*MATERIAL:*
+-------+
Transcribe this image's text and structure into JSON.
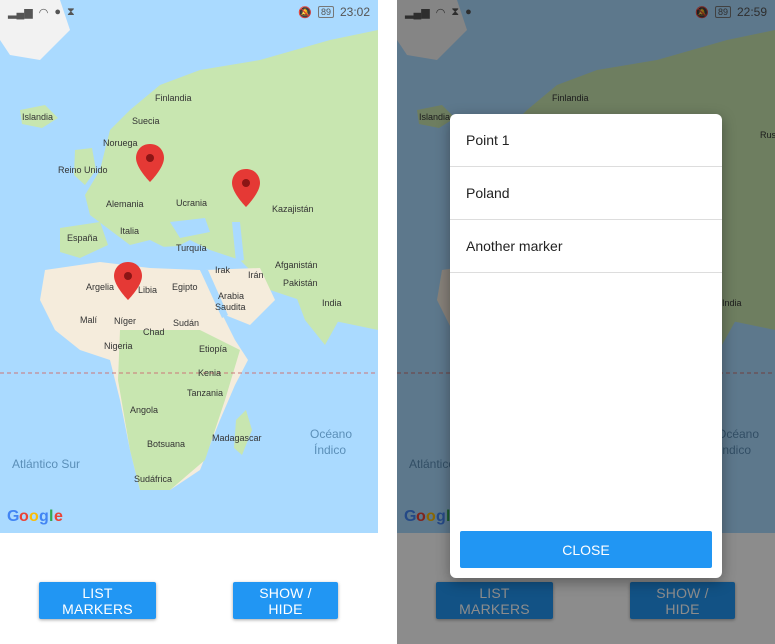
{
  "left_screen": {
    "status": {
      "left_icons": [
        "signal-icon",
        "wifi-icon",
        "app-icon",
        "hourglass-icon"
      ],
      "time": "23:02",
      "battery": "89"
    },
    "map": {
      "labels": {
        "islandia": "Islandia",
        "finlandia": "Finlandia",
        "suecia": "Suecia",
        "noruega": "Noruega",
        "reino_unido": "Reino Unido",
        "alemania": "Alemania",
        "ucrania": "Ucrania",
        "kazajistan": "Kazajistán",
        "espana": "España",
        "italia": "Italia",
        "turquia": "Turquía",
        "afganistan": "Afganistán",
        "irak": "Irak",
        "iran": "Irán",
        "pakistan": "Pakistán",
        "argelia": "Argelia",
        "libia": "Libia",
        "egipto": "Egipto",
        "arabia_saudita_1": "Arabia",
        "arabia_saudita_2": "Saudita",
        "india": "India",
        "mali": "Malí",
        "niger": "Níger",
        "chad": "Chad",
        "sudan": "Sudán",
        "nigeria": "Nigeria",
        "etiopia": "Etiopía",
        "kenia": "Kenia",
        "tanzania": "Tanzania",
        "angola": "Angola",
        "botsuana": "Botsuana",
        "madagascar": "Madagascar",
        "sudafrica": "Sudáfrica",
        "oceano_1": "Océano",
        "oceano_2": "Índico",
        "atlantico_sur": "Atlántico Sur",
        "rus": "Rus"
      },
      "google": [
        "G",
        "o",
        "o",
        "g",
        "l",
        "e"
      ]
    },
    "buttons": {
      "list_markers": "LIST MARKERS",
      "show_hide": "SHOW / HIDE"
    }
  },
  "right_screen": {
    "status": {
      "left_icons": [
        "signal-icon",
        "wifi-icon",
        "hourglass-icon",
        "app-icon"
      ],
      "time": "22:59",
      "battery": "89"
    },
    "dialog": {
      "items": [
        "Point 1",
        "Poland",
        "Another marker"
      ],
      "close_label": "CLOSE"
    },
    "buttons": {
      "list_markers": "LIST MARKERS",
      "show_hide": "SHOW / HIDE"
    }
  },
  "colors": {
    "water": "#aadaff",
    "land": "#c8e6b0",
    "desert": "#f5ecdc",
    "accent": "#2196F3",
    "marker": "#e53935"
  }
}
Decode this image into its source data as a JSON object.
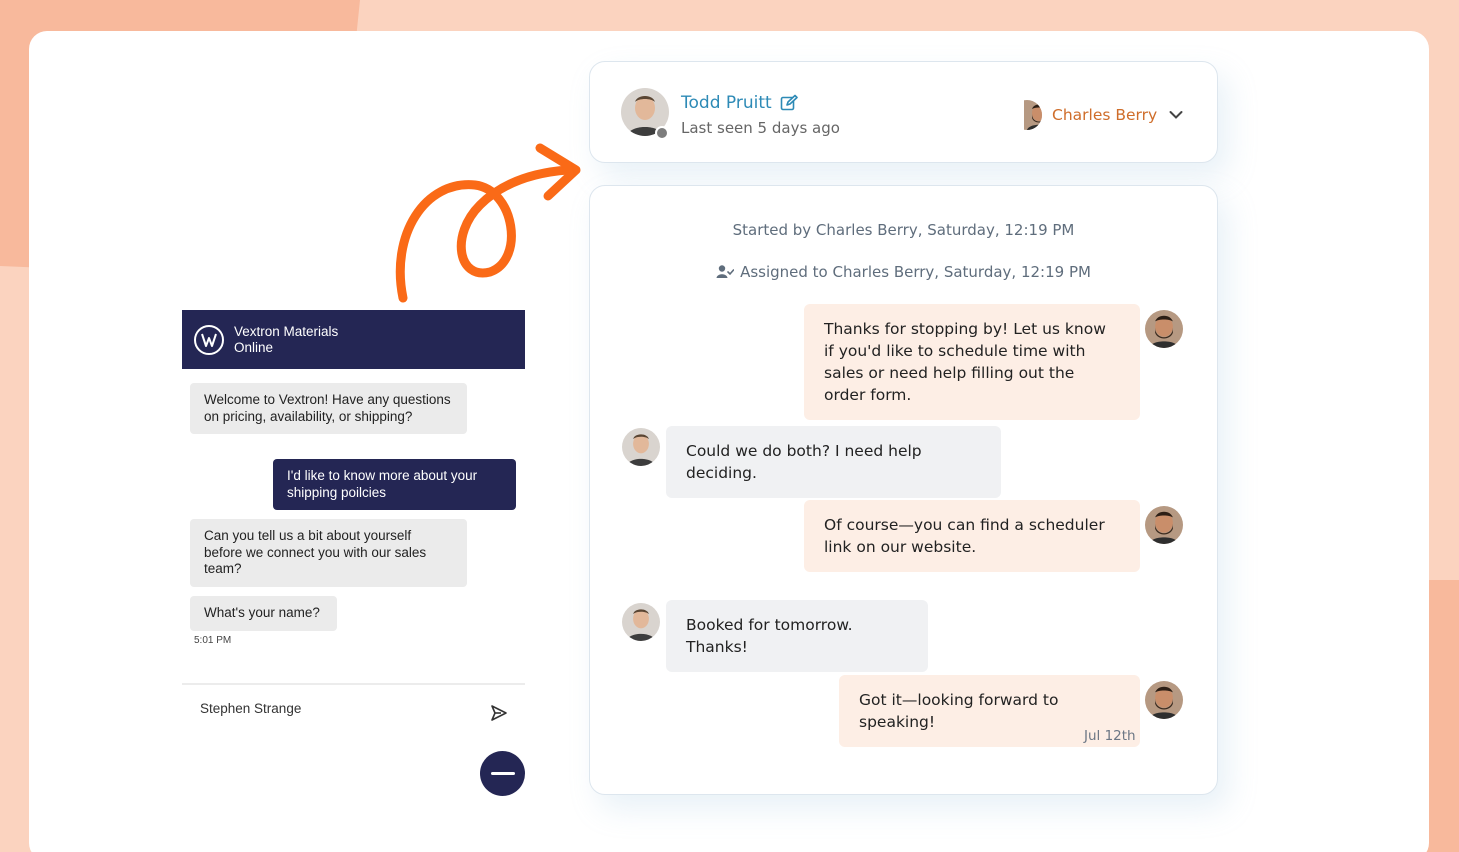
{
  "widget": {
    "company_name": "Vextron Materials",
    "status": "Online",
    "messages": [
      {
        "from": "bot",
        "text": "Welcome to Vextron! Have any questions on pricing, availability, or shipping?"
      },
      {
        "from": "user",
        "text": "I'd like to know more about your shipping poilcies"
      },
      {
        "from": "bot",
        "text": "Can you tell us a bit about yourself before we connect you with our sales team?"
      },
      {
        "from": "bot",
        "text": "What's your name?"
      }
    ],
    "timestamp": "5:01 PM",
    "input_value": "Stephen Strange",
    "colors": {
      "primary": "#242654",
      "bot_bubble": "#ebebeb"
    }
  },
  "inbox": {
    "contact": {
      "name": "Todd Pruitt",
      "last_seen": "Last seen 5 days ago",
      "status_color": "#7d7d7d"
    },
    "owner": {
      "name": "Charles Berry"
    },
    "started": "Started by Charles Berry, Saturday, 12:19 PM",
    "assigned": "Assigned to Charles Berry, Saturday, 12:19 PM",
    "messages": [
      {
        "from": "agent",
        "text": "Thanks for stopping by! Let us know if you'd like to schedule time with sales or need help filling out the order form."
      },
      {
        "from": "contact",
        "text": "Could we do both? I need help deciding."
      },
      {
        "from": "agent",
        "text": "Of course—you can find a scheduler link on our website."
      },
      {
        "from": "contact",
        "text": "Booked for tomorrow. Thanks!"
      },
      {
        "from": "agent",
        "text": "Got it—looking forward to speaking!"
      }
    ],
    "date": "Jul 12th",
    "colors": {
      "name_link": "#2d8ab6",
      "owner": "#cf6d2a",
      "agent_bubble": "#fdeee5",
      "contact_bubble": "#f0f1f3"
    }
  },
  "decor": {
    "arrow_color": "#fa6a17",
    "background": "#fbd3bf"
  }
}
+-------+
*PROBLEM TO WORK ON:* Only lines that contain the word "Saturday" are wanted; copy each of them.

*SOLUTION TO THIS PROBLEM:*
    "started": "Started by Charles Berry, Saturday, 12:19 PM",
    "assigned": "Assigned to Charles Berry, Saturday, 12:19 PM",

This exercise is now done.